(Data items)
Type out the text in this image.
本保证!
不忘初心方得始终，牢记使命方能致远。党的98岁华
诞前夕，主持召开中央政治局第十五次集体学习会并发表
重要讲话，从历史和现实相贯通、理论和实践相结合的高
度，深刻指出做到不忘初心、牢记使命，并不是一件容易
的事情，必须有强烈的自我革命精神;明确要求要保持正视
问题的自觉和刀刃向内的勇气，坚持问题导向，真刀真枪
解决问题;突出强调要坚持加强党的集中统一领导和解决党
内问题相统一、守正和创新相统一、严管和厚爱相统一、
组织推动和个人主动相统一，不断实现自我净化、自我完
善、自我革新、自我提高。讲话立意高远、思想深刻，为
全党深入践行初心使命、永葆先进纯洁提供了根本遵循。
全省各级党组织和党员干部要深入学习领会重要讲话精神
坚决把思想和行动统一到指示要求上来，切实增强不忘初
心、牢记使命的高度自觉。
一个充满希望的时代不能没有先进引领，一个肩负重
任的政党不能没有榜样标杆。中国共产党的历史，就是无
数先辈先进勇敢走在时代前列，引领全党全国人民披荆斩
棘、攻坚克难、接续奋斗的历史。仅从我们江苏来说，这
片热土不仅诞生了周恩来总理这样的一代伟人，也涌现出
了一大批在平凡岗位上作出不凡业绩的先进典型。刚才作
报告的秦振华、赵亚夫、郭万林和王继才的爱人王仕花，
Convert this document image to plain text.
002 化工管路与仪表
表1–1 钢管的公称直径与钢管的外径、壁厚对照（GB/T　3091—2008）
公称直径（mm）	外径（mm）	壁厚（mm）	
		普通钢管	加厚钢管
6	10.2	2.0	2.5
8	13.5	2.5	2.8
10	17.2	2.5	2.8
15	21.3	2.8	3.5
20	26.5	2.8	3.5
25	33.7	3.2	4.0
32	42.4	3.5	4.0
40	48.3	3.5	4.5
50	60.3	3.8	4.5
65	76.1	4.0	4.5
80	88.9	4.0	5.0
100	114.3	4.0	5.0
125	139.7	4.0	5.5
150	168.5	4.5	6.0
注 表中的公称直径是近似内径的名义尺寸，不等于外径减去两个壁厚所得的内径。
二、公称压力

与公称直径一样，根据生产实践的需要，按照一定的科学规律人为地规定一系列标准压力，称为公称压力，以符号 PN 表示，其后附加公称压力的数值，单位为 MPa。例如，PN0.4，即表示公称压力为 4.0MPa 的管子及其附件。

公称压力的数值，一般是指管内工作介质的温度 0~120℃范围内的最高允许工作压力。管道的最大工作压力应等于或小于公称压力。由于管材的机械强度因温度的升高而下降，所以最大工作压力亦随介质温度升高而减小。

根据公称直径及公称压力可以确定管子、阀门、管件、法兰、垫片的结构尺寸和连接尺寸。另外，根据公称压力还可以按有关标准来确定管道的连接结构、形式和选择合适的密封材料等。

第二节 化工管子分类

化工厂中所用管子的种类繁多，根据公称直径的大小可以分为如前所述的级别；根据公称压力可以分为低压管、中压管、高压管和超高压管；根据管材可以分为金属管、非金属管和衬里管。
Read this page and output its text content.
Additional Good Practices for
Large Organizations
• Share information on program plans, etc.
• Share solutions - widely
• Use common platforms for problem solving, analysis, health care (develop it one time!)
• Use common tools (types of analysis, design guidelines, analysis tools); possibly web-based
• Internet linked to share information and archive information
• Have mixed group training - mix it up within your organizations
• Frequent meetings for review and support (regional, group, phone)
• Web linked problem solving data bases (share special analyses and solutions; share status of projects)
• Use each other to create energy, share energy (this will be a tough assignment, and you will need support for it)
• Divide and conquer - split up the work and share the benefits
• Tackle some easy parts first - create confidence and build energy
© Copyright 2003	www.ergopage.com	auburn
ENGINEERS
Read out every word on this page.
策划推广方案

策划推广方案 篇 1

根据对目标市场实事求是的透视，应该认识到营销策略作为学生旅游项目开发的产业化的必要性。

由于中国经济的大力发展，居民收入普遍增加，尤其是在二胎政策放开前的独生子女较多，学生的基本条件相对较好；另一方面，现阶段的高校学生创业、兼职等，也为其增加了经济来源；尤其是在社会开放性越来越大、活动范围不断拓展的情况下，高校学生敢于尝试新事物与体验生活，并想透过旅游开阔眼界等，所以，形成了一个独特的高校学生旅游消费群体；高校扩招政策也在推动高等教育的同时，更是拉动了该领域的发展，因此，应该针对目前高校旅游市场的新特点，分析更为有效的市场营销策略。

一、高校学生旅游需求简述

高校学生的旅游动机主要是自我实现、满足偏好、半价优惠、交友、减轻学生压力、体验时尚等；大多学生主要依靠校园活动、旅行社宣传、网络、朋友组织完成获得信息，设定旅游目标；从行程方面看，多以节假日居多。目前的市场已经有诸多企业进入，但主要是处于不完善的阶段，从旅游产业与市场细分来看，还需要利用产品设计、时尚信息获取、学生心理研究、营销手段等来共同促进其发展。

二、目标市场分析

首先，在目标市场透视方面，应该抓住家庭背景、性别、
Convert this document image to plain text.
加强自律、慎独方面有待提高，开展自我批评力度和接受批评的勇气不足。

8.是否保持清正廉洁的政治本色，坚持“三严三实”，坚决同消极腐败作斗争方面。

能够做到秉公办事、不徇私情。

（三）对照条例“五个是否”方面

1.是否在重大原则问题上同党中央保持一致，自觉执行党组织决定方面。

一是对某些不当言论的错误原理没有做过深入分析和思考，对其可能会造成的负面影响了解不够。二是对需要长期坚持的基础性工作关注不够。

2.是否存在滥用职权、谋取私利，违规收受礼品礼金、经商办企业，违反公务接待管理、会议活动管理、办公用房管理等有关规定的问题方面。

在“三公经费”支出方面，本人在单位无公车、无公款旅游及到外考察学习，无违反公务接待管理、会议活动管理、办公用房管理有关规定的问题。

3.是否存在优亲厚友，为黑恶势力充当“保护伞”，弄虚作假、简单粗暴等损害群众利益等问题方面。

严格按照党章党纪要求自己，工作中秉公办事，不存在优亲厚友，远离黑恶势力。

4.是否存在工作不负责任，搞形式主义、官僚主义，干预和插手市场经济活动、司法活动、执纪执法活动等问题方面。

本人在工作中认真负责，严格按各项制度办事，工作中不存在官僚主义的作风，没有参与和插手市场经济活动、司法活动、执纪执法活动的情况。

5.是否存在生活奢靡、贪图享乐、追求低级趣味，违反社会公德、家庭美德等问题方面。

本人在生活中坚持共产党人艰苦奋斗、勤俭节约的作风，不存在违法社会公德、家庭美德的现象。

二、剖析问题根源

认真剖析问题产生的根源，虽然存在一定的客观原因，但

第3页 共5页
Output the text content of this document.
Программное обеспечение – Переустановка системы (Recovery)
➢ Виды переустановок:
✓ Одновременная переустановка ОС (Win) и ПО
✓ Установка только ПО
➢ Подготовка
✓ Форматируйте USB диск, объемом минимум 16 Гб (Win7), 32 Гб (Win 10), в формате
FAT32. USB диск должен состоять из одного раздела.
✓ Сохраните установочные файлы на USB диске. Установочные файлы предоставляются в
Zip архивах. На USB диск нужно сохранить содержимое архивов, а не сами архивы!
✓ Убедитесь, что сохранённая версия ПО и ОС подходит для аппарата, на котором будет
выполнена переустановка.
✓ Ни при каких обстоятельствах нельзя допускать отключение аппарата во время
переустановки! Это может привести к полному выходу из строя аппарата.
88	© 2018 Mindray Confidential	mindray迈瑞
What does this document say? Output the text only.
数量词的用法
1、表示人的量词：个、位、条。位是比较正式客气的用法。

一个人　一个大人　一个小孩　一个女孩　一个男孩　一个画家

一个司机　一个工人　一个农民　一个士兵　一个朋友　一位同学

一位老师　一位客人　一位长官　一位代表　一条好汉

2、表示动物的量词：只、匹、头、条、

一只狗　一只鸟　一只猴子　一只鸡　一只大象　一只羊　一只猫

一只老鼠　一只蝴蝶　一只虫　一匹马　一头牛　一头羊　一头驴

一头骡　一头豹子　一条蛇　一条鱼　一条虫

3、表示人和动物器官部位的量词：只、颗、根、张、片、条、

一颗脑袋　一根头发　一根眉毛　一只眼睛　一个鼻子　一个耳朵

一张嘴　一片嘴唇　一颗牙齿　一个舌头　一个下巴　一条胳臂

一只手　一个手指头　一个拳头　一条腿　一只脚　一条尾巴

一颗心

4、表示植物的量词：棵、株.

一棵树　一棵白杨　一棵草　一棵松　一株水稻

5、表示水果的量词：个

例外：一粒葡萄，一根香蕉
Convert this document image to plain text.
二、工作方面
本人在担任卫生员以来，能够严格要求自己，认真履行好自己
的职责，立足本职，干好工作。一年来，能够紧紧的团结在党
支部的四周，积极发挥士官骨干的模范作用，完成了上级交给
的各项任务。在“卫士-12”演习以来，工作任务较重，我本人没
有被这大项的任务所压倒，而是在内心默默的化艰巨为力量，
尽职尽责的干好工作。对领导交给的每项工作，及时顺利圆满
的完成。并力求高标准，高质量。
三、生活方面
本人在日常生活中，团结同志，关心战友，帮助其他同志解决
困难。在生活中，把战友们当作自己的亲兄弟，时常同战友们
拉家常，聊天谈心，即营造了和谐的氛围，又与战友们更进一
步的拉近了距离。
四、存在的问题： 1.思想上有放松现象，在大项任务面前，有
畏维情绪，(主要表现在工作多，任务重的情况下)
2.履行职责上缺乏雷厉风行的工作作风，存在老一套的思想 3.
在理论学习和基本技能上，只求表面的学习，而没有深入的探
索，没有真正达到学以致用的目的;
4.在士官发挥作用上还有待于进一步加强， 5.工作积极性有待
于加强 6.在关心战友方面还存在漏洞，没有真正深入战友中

_GIVEN EXERCISE:_ Only a number is expected here: the count of lines in the listing that hold the string "solving".

_ANSWER TO THIS TASK:_ 2